Exercise material >>
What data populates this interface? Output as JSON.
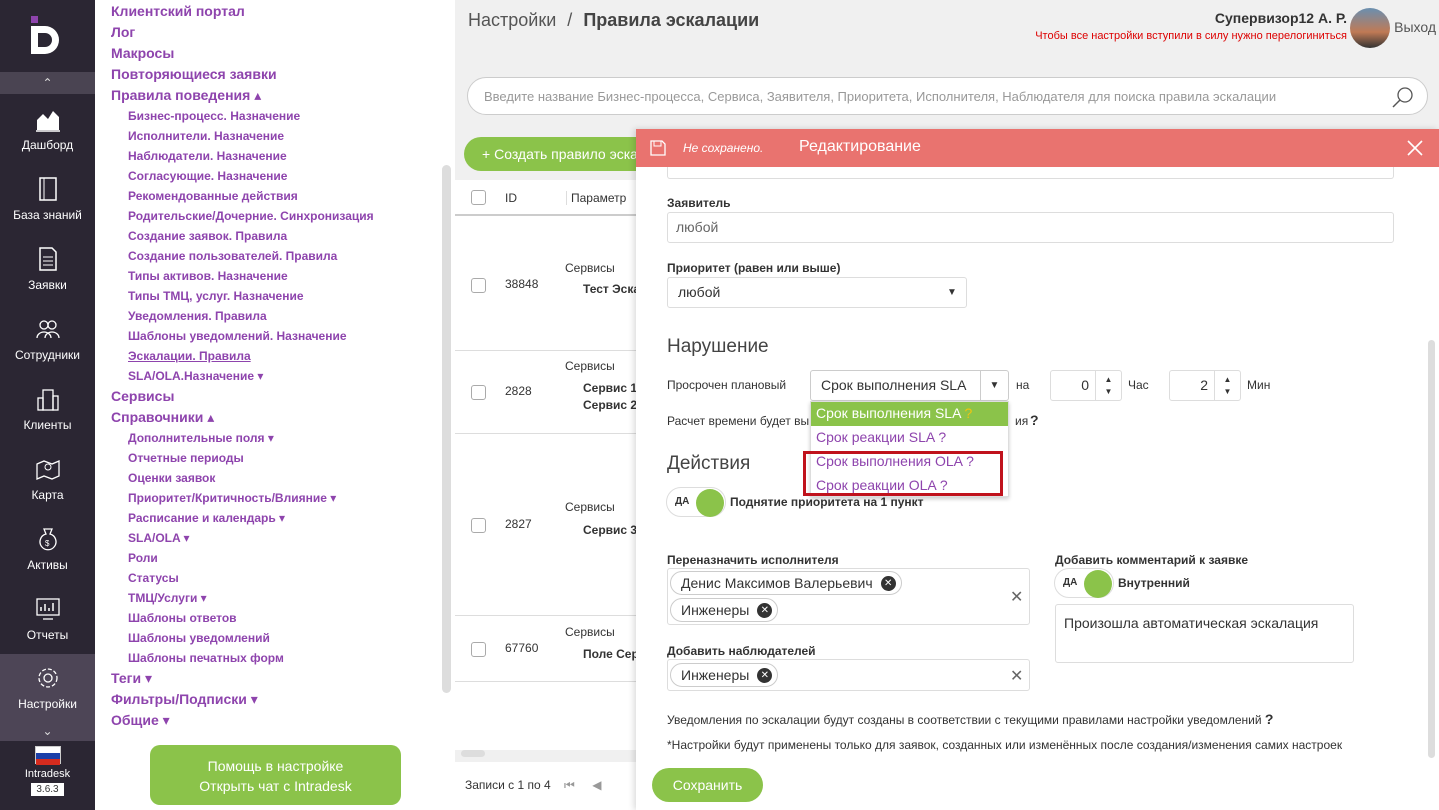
{
  "rail": {
    "items": [
      {
        "label": "Дашборд",
        "icon": "chart-icon"
      },
      {
        "label": "База знаний",
        "icon": "book-icon"
      },
      {
        "label": "Заявки",
        "icon": "document-icon"
      },
      {
        "label": "Сотрудники",
        "icon": "users-icon"
      },
      {
        "label": "Клиенты",
        "icon": "building-icon"
      },
      {
        "label": "Карта",
        "icon": "map-icon"
      },
      {
        "label": "Активы",
        "icon": "money-bag-icon"
      },
      {
        "label": "Отчеты",
        "icon": "report-icon"
      },
      {
        "label": "Настройки",
        "icon": "gear-icon"
      }
    ],
    "brand": "Intradesk",
    "version": "3.6.3"
  },
  "menu": {
    "top": [
      "Клиентский портал",
      "Лог",
      "Макросы",
      "Повторяющиеся заявки"
    ],
    "rules_header": "Правила поведения ▴",
    "rules": [
      "Бизнес-процесс. Назначение",
      "Исполнители. Назначение",
      "Наблюдатели. Назначение",
      "Согласующие. Назначение",
      "Рекомендованные действия",
      "Родительские/Дочерние. Синхронизация",
      "Создание заявок. Правила",
      "Создание пользователей. Правила",
      "Типы активов. Назначение",
      "Типы ТМЦ, услуг. Назначение",
      "Уведомления. Правила",
      "Шаблоны уведомлений. Назначение",
      "Эскалации. Правила",
      "SLA/OLA.Назначение ▾"
    ],
    "services": "Сервисы",
    "refs_header": "Справочники ▴",
    "refs": [
      "Дополнительные поля ▾",
      "Отчетные периоды",
      "Оценки заявок",
      "Приоритет/Критичность/Влияние ▾",
      "Расписание и календарь ▾",
      "SLA/OLA ▾",
      "Роли",
      "Статусы",
      "ТМЦ/Услуги ▾",
      "Шаблоны ответов",
      "Шаблоны уведомлений",
      "Шаблоны печатных форм"
    ],
    "bottom": [
      "Теги ▾",
      "Фильтры/Подписки ▾",
      "Общие ▾"
    ],
    "help_line1": "Помощь в настройке",
    "help_line2": "Открыть чат с Intradesk"
  },
  "header": {
    "crumb_root": "Настройки",
    "crumb_sep": "/",
    "crumb_current": "Правила эскалации",
    "user_name": "Супервизор12 А. Р.",
    "relogin_warning": "Чтобы все настройки вступили в силу нужно перелогиниться",
    "logout": "Выход",
    "search_placeholder": "Введите название Бизнес-процесса, Сервиса, Заявителя, Приоритета, Исполнителя, Наблюдателя для поиска правила эскалации"
  },
  "table": {
    "create_label": "Создать правило эскалации",
    "columns": [
      "ID",
      "Параметр"
    ],
    "rows": [
      {
        "id": "38848",
        "param": "Сервисы",
        "sub": "Тест Эскалации"
      },
      {
        "id": "2828",
        "param": "Сервисы",
        "sub": "Сервис 1",
        "sub2": "Сервис 2"
      },
      {
        "id": "2827",
        "param": "Сервисы",
        "sub": "Сервис 3"
      },
      {
        "id": "67760",
        "param": "Сервисы",
        "sub": "Поле Сервис"
      }
    ],
    "records": "Записи с 1 по 4"
  },
  "panel": {
    "unsaved": "Не сохранено.",
    "title": "Редактирование",
    "requester_label": "Заявитель",
    "requester_value": "любой",
    "priority_label": "Приоритет (равен или выше)",
    "priority_value": "любой",
    "violation_title": "Нарушение",
    "overdue_label": "Просрочен плановый",
    "overdue_value": "Срок выполнения SLA",
    "on_label": "на",
    "hours": "0",
    "hours_label": "Час",
    "minutes": "2",
    "minutes_label": "Мин",
    "calc_note_start": "Расчет времени будет вы",
    "calc_note_end": "ия",
    "dropdown_options": [
      {
        "label": "Срок выполнения SLA",
        "selected": true
      },
      {
        "label": "Срок реакции SLA",
        "selected": false
      },
      {
        "label": "Срок выполнения OLA",
        "selected": false
      },
      {
        "label": "Срок реакции OLA",
        "selected": false
      }
    ],
    "q_mark": "?",
    "actions_title": "Действия",
    "toggle_yes": "ДА",
    "raise_priority": "Поднятие приоритета на 1 пункт",
    "reassign_label": "Переназначить исполнителя",
    "assignees": [
      "Денис Максимов Валерьевич",
      "Инженеры"
    ],
    "add_comment_label": "Добавить комментарий к заявке",
    "internal_label": "Внутренний",
    "comment_text": "Произошла автоматическая эскалация",
    "watchers_label": "Добавить наблюдателей",
    "watchers": [
      "Инженеры"
    ],
    "notice1": "Уведомления по эскалации будут созданы в соответствии с текущими правилами настройки уведомлений",
    "notice2": "*Настройки будут применены только для заявок, созданных или изменённых после создания/изменения самих настроек",
    "save_label": "Сохранить"
  },
  "colors": {
    "accent": "#8bc34a",
    "menu_link": "#8e44ad",
    "header_red": "#e9736f",
    "rail": "#2b2633",
    "highlight": "#c0121c"
  }
}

What you have to do >>
Output every entry exactly as given; pictures are not part of the copy.

Response below >>
What data populates this interface? Output as JSON.
{
  "rail": {
    "items": [
      {
        "label": "Дашборд",
        "icon": "chart-icon"
      },
      {
        "label": "База знаний",
        "icon": "book-icon"
      },
      {
        "label": "Заявки",
        "icon": "document-icon"
      },
      {
        "label": "Сотрудники",
        "icon": "users-icon"
      },
      {
        "label": "Клиенты",
        "icon": "building-icon"
      },
      {
        "label": "Карта",
        "icon": "map-icon"
      },
      {
        "label": "Активы",
        "icon": "money-bag-icon"
      },
      {
        "label": "Отчеты",
        "icon": "report-icon"
      },
      {
        "label": "Настройки",
        "icon": "gear-icon"
      }
    ],
    "brand": "Intradesk",
    "version": "3.6.3"
  },
  "menu": {
    "top": [
      "Клиентский портал",
      "Лог",
      "Макросы",
      "Повторяющиеся заявки"
    ],
    "rules_header": "Правила поведения ▴",
    "rules": [
      "Бизнес-процесс. Назначение",
      "Исполнители. Назначение",
      "Наблюдатели. Назначение",
      "Согласующие. Назначение",
      "Рекомендованные действия",
      "Родительские/Дочерние. Синхронизация",
      "Создание заявок. Правила",
      "Создание пользователей. Правила",
      "Типы активов. Назначение",
      "Типы ТМЦ, услуг. Назначение",
      "Уведомления. Правила",
      "Шаблоны уведомлений. Назначение",
      "Эскалации. Правила",
      "SLA/OLA.Назначение ▾"
    ],
    "services": "Сервисы",
    "refs_header": "Справочники ▴",
    "refs": [
      "Дополнительные поля ▾",
      "Отчетные периоды",
      "Оценки заявок",
      "Приоритет/Критичность/Влияние ▾",
      "Расписание и календарь ▾",
      "SLA/OLA ▾",
      "Роли",
      "Статусы",
      "ТМЦ/Услуги ▾",
      "Шаблоны ответов",
      "Шаблоны уведомлений",
      "Шаблоны печатных форм"
    ],
    "bottom": [
      "Теги ▾",
      "Фильтры/Подписки ▾",
      "Общие ▾"
    ],
    "help_line1": "Помощь в настройке",
    "help_line2": "Открыть чат с Intradesk"
  },
  "header": {
    "crumb_root": "Настройки",
    "crumb_sep": "/",
    "crumb_current": "Правила эскалации",
    "user_name": "Супервизор12 А. Р.",
    "relogin_warning": "Чтобы все настройки вступили в силу нужно перелогиниться",
    "logout": "Выход",
    "search_placeholder": "Введите название Бизнес-процесса, Сервиса, Заявителя, Приоритета, Исполнителя, Наблюдателя для поиска правила эскалации"
  },
  "table": {
    "create_label": "Создать правило эскалации",
    "columns": [
      "ID",
      "Параметр"
    ],
    "rows": [
      {
        "id": "38848",
        "param": "Сервисы",
        "sub": "Тест Эскалации"
      },
      {
        "id": "2828",
        "param": "Сервисы",
        "sub": "Сервис 1",
        "sub2": "Сервис 2"
      },
      {
        "id": "2827",
        "param": "Сервисы",
        "sub": "Сервис 3"
      },
      {
        "id": "67760",
        "param": "Сервисы",
        "sub": "Поле Сервис"
      }
    ],
    "records": "Записи с 1 по 4"
  },
  "panel": {
    "unsaved": "Не сохранено.",
    "title": "Редактирование",
    "requester_label": "Заявитель",
    "requester_value": "любой",
    "priority_label": "Приоритет (равен или выше)",
    "priority_value": "любой",
    "violation_title": "Нарушение",
    "overdue_label": "Просрочен плановый",
    "overdue_value": "Срок выполнения SLA",
    "on_label": "на",
    "hours": "0",
    "hours_label": "Час",
    "minutes": "2",
    "minutes_label": "Мин",
    "calc_note_start": "Расчет времени будет вы",
    "calc_note_end": "ия",
    "dropdown_options": [
      {
        "label": "Срок выполнения SLA",
        "selected": true
      },
      {
        "label": "Срок реакции SLA",
        "selected": false
      },
      {
        "label": "Срок выполнения OLA",
        "selected": false
      },
      {
        "label": "Срок реакции OLA",
        "selected": false
      }
    ],
    "q_mark": "?",
    "actions_title": "Действия",
    "toggle_yes": "ДА",
    "raise_priority": "Поднятие приоритета на 1 пункт",
    "reassign_label": "Переназначить исполнителя",
    "assignees": [
      "Денис Максимов Валерьевич",
      "Инженеры"
    ],
    "add_comment_label": "Добавить комментарий к заявке",
    "internal_label": "Внутренний",
    "comment_text": "Произошла автоматическая эскалация",
    "watchers_label": "Добавить наблюдателей",
    "watchers": [
      "Инженеры"
    ],
    "notice1": "Уведомления по эскалации будут созданы в соответствии с текущими правилами настройки уведомлений",
    "notice2": "*Настройки будут применены только для заявок, созданных или изменённых после создания/изменения самих настроек",
    "save_label": "Сохранить"
  },
  "colors": {
    "accent": "#8bc34a",
    "menu_link": "#8e44ad",
    "header_red": "#e9736f",
    "rail": "#2b2633",
    "highlight": "#c0121c"
  }
}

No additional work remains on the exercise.